Instructions to follow
Count lines, not occurrences: give the number of lines holding the word "cách", and nothing besides.

[START The records]

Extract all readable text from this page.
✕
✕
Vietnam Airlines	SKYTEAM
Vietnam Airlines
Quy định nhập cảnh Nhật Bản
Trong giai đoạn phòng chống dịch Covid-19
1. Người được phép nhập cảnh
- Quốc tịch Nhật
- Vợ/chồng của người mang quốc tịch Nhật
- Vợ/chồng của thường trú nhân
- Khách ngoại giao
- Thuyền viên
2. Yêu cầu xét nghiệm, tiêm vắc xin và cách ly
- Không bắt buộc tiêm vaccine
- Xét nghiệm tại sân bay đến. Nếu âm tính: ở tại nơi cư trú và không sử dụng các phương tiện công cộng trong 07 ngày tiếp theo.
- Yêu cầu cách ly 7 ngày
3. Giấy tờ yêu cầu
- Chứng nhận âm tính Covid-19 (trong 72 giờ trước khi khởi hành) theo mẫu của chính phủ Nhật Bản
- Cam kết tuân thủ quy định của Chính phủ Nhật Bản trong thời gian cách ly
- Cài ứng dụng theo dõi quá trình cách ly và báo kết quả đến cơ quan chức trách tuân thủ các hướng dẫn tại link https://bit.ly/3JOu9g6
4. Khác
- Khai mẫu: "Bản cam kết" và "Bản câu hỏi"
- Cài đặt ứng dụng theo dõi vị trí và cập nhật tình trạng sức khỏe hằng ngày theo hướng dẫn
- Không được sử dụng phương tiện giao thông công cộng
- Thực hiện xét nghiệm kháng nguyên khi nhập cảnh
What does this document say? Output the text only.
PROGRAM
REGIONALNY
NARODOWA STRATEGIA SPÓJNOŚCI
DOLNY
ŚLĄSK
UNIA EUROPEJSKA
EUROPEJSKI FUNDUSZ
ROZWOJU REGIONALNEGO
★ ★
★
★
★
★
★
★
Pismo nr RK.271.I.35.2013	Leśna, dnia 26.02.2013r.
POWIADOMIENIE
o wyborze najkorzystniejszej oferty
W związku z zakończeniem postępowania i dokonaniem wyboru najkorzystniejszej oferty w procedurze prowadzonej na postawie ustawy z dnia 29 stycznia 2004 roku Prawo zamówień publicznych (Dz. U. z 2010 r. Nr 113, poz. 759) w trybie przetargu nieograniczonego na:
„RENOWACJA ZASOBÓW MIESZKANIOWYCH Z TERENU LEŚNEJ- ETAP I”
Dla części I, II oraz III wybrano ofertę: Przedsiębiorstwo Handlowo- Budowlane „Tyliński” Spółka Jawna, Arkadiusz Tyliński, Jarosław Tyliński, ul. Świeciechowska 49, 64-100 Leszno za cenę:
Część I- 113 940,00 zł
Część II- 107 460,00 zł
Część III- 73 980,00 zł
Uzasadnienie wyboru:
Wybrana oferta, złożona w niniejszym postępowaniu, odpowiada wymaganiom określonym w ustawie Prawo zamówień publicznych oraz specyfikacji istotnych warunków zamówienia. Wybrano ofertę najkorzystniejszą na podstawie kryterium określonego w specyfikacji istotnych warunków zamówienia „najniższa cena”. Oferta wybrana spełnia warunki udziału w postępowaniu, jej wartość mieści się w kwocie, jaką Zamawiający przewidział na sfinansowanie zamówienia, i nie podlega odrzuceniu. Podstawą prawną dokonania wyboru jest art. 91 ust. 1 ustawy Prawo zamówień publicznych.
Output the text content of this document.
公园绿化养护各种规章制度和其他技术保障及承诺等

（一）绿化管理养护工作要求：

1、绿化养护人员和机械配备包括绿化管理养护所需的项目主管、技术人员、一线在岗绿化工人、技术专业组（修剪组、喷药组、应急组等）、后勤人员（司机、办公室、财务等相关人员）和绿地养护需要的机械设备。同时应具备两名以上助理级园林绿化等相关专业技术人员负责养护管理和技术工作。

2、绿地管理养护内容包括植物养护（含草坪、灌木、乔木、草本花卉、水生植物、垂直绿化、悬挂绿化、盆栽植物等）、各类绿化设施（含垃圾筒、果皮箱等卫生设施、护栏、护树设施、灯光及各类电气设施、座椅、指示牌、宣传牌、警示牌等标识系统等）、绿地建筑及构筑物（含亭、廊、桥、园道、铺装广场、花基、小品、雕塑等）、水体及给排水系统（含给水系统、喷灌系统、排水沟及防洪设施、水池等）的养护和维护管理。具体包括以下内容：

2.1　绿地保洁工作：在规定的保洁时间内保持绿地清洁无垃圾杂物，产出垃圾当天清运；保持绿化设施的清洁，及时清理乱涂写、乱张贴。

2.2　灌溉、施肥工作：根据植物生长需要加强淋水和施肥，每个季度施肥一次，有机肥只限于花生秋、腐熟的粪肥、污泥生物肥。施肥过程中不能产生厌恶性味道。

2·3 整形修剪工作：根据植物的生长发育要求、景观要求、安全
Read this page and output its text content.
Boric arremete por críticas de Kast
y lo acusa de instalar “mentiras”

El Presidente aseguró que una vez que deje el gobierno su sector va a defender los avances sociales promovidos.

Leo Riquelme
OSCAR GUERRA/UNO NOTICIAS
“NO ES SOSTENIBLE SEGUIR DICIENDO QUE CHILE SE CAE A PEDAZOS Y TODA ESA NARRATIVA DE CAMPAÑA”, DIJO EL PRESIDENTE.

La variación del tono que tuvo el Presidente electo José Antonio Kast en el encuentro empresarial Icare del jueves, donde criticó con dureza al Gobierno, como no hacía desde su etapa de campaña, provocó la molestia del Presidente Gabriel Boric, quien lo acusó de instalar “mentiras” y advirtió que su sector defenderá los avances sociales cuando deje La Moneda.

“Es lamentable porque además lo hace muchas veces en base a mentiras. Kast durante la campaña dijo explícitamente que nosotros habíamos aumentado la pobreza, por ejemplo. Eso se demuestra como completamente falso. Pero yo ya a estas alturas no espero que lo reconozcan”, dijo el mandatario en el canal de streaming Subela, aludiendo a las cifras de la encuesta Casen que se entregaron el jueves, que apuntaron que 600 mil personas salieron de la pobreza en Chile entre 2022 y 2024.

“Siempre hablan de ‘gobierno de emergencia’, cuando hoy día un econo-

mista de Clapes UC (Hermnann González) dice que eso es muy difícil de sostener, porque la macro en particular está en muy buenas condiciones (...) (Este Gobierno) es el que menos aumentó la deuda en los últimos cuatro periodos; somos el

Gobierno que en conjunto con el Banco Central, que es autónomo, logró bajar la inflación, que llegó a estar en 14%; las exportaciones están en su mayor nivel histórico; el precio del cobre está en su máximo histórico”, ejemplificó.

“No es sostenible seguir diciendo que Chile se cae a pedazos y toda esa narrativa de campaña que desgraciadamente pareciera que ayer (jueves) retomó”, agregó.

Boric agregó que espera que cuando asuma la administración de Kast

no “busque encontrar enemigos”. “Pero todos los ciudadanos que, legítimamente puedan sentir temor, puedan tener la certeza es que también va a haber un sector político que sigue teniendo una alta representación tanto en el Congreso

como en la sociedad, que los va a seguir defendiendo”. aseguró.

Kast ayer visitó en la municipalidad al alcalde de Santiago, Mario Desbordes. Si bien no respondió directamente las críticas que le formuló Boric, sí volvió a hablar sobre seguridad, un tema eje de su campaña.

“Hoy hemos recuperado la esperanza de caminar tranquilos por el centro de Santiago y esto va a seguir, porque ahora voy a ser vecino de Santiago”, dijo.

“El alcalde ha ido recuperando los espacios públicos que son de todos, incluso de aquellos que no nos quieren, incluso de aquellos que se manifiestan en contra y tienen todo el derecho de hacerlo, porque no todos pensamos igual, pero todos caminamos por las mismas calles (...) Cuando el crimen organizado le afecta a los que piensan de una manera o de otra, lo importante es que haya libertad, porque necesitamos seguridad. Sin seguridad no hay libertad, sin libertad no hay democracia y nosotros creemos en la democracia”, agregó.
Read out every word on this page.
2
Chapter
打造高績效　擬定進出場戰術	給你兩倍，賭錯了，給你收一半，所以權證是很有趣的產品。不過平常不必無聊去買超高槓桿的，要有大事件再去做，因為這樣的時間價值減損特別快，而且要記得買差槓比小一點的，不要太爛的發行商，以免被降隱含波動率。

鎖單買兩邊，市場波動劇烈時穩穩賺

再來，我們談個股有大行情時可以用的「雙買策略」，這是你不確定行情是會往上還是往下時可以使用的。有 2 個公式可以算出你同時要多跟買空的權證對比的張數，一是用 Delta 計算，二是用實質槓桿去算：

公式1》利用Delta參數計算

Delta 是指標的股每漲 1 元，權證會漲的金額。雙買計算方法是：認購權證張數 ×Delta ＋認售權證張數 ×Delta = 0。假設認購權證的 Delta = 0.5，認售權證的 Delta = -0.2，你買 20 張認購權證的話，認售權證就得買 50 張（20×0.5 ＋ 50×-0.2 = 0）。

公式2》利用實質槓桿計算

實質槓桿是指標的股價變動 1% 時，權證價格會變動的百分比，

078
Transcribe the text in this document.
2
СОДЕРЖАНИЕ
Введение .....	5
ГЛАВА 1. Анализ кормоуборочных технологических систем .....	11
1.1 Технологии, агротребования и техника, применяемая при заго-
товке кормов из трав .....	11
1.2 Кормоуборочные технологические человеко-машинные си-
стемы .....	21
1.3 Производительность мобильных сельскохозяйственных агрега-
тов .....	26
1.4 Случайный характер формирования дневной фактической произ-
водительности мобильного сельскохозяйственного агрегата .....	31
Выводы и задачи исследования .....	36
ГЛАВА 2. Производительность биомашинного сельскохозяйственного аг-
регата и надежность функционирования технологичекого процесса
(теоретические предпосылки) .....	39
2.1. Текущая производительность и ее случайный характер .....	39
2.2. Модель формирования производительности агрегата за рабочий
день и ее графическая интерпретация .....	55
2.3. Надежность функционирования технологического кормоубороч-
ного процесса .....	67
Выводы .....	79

[END The records]

Response to the task
4